Material for the task
* * *

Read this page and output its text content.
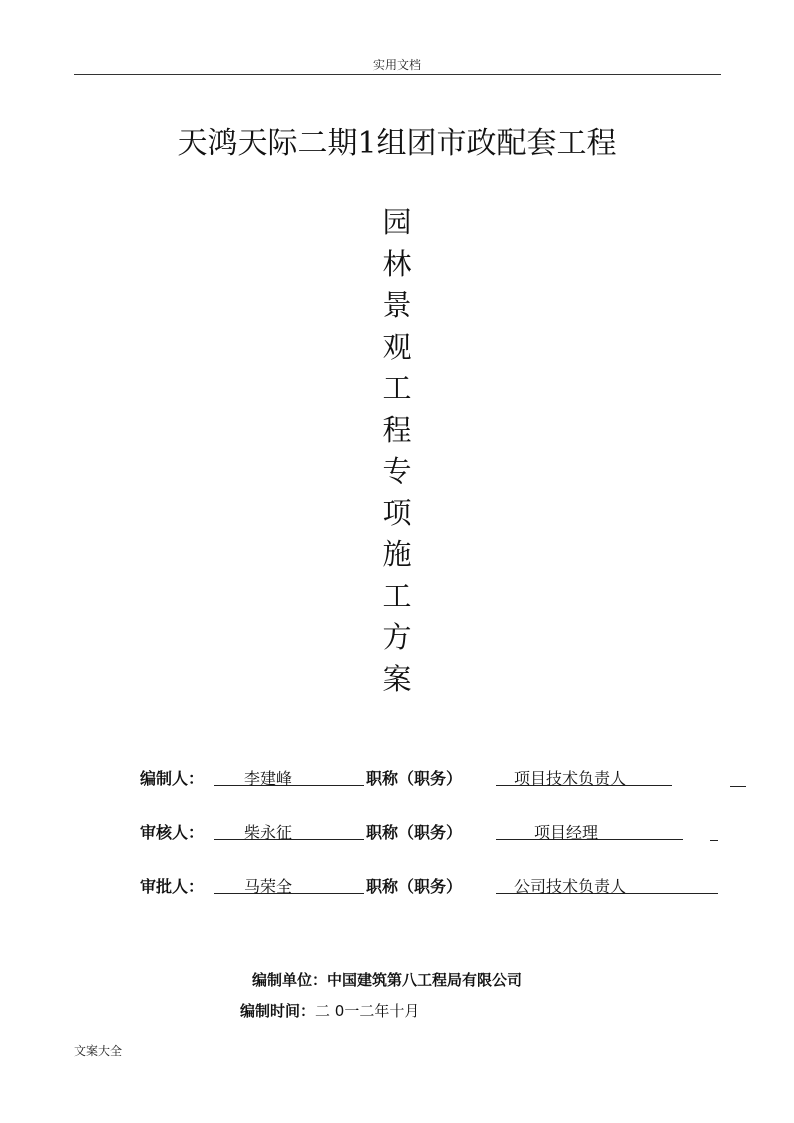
实用文档
天鸿天际二期1组团市政配套工程
园
林
景
观
工
程
专
项
施
工
方
案
编制人：	李建峰	职称（职务）	项目技术负责人
审核人：	柴永征	职称（职务）	项目经理
审批人：	马荣全	职称（职务）	公司技术负责人
编制单位：中国建筑第八工程局有限公司
编制时间：二 0一二年十月
文案大全
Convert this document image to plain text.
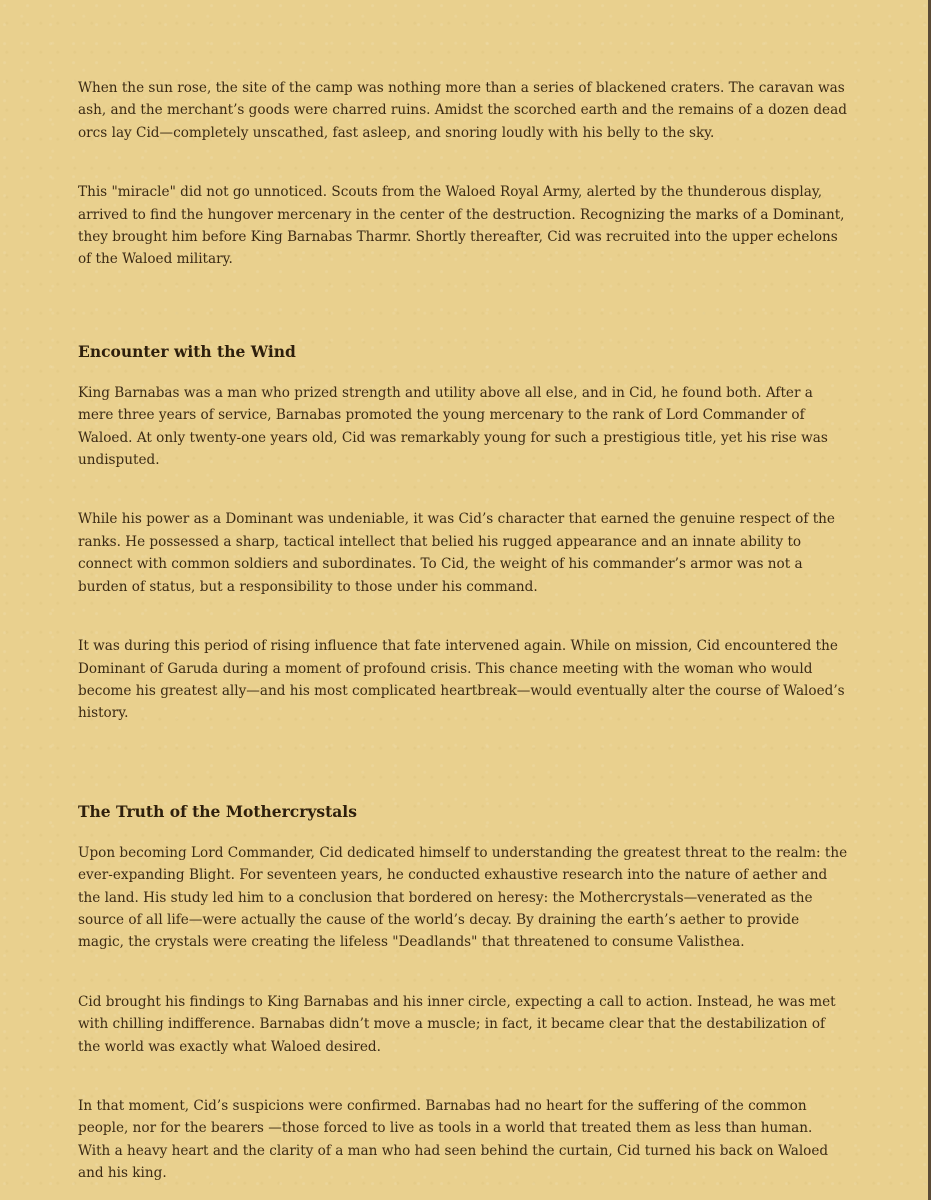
When the sun rose, the site of the camp was nothing more than a series of blackened craters. The caravan was ash, and the merchant’s goods were charred ruins. Amidst the scorched earth and the remains of a dozen dead orcs lay Cid—completely unscathed, fast asleep, and snoring loudly with his belly to the sky.

This "miracle" did not go unnoticed. Scouts from the Waloed Royal Army, alerted by the thunderous display, arrived to find the hungover mercenary in the center of the destruction. Recognizing the marks of a Dominant, they brought him before King Barnabas Tharmr. Shortly thereafter, Cid was recruited into the upper echelons of the Waloed military.

Encounter with the Wind

King Barnabas was a man who prized strength and utility above all else, and in Cid, he found both. After a mere three years of service, Barnabas promoted the young mercenary to the rank of Lord Commander of Waloed. At only twenty-one years old, Cid was remarkably young for such a prestigious title, yet his rise was undisputed.

While his power as a Dominant was undeniable, it was Cid’s character that earned the genuine respect of the ranks. He possessed a sharp, tactical intellect that belied his rugged appearance and an innate ability to connect with common soldiers and subordinates. To Cid, the weight of his commander’s armor was not a burden of status, but a responsibility to those under his command.

It was during this period of rising influence that fate intervened again. While on mission, Cid encountered the Dominant of Garuda during a moment of profound crisis. This chance meeting with the woman who would become his greatest ally—and his most complicated heartbreak—would eventually alter the course of Waloed’s history.

The Truth of the Mothercrystals

Upon becoming Lord Commander, Cid dedicated himself to understanding the greatest threat to the realm: the ever-expanding Blight. For seventeen years, he conducted exhaustive research into the nature of aether and the land. His study led him to a conclusion that bordered on heresy: the Mothercrystals—venerated as the source of all life—were actually the cause of the world’s decay. By draining the earth’s aether to provide magic, the crystals were creating the lifeless "Deadlands" that threatened to consume Valisthea.

Cid brought his findings to King Barnabas and his inner circle, expecting a call to action. Instead, he was met with chilling indifference. Barnabas didn’t move a muscle; in fact, it became clear that the destabilization of the world was exactly what Waloed desired.

In that moment, Cid’s suspicions were confirmed. Barnabas had no heart for the suffering of the common people, nor for the bearers —those forced to live as tools in a world that treated them as less than human. With a heavy heart and the clarity of a man who had seen behind the curtain, Cid turned his back on Waloed and his king.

* * *

Request
Each entry above should be reproduced exactly, with the pictures removed.

The completed task
Read this page and output its text content.
实用文档
天鸿天际二期1组团市政配套工程
园
林
景
观
工
程
专
项
施
工
方
案
编制人：	李建峰	职称（职务）	项目技术负责人
审核人：	柴永征	职称（职务）	项目经理
审批人：	马荣全	职称（职务）	公司技术负责人
编制单位：中国建筑第八工程局有限公司
编制时间：二 0一二年十月
文案大全
Convert this document image to plain text.
When the sun rose, the site of the camp was nothing more than a series of blackened craters. The caravan was ash, and the merchant’s goods were charred ruins. Amidst the scorched earth and the remains of a dozen dead orcs lay Cid—completely unscathed, fast asleep, and snoring loudly with his belly to the sky.

This "miracle" did not go unnoticed. Scouts from the Waloed Royal Army, alerted by the thunderous display, arrived to find the hungover mercenary in the center of the destruction. Recognizing the marks of a Dominant, they brought him before King Barnabas Tharmr. Shortly thereafter, Cid was recruited into the upper echelons of the Waloed military.

Encounter with the Wind

King Barnabas was a man who prized strength and utility above all else, and in Cid, he found both. After a mere three years of service, Barnabas promoted the young mercenary to the rank of Lord Commander of Waloed. At only twenty-one years old, Cid was remarkably young for such a prestigious title, yet his rise was undisputed.

While his power as a Dominant was undeniable, it was Cid’s character that earned the genuine respect of the ranks. He possessed a sharp, tactical intellect that belied his rugged appearance and an innate ability to connect with common soldiers and subordinates. To Cid, the weight of his commander’s armor was not a burden of status, but a responsibility to those under his command.

It was during this period of rising influence that fate intervened again. While on mission, Cid encountered the Dominant of Garuda during a moment of profound crisis. This chance meeting with the woman who would become his greatest ally—and his most complicated heartbreak—would eventually alter the course of Waloed’s history.

The Truth of the Mothercrystals

Upon becoming Lord Commander, Cid dedicated himself to understanding the greatest threat to the realm: the ever-expanding Blight. For seventeen years, he conducted exhaustive research into the nature of aether and the land. His study led him to a conclusion that bordered on heresy: the Mothercrystals—venerated as the source of all life—were actually the cause of the world’s decay. By draining the earth’s aether to provide magic, the crystals were creating the lifeless "Deadlands" that threatened to consume Valisthea.

Cid brought his findings to King Barnabas and his inner circle, expecting a call to action. Instead, he was met with chilling indifference. Barnabas didn’t move a muscle; in fact, it became clear that the destabilization of the world was exactly what Waloed desired.

In that moment, Cid’s suspicions were confirmed. Barnabas had no heart for the suffering of the common people, nor for the bearers —those forced to live as tools in a world that treated them as less than human. With a heavy heart and the clarity of a man who had seen behind the curtain, Cid turned his back on Waloed and his king.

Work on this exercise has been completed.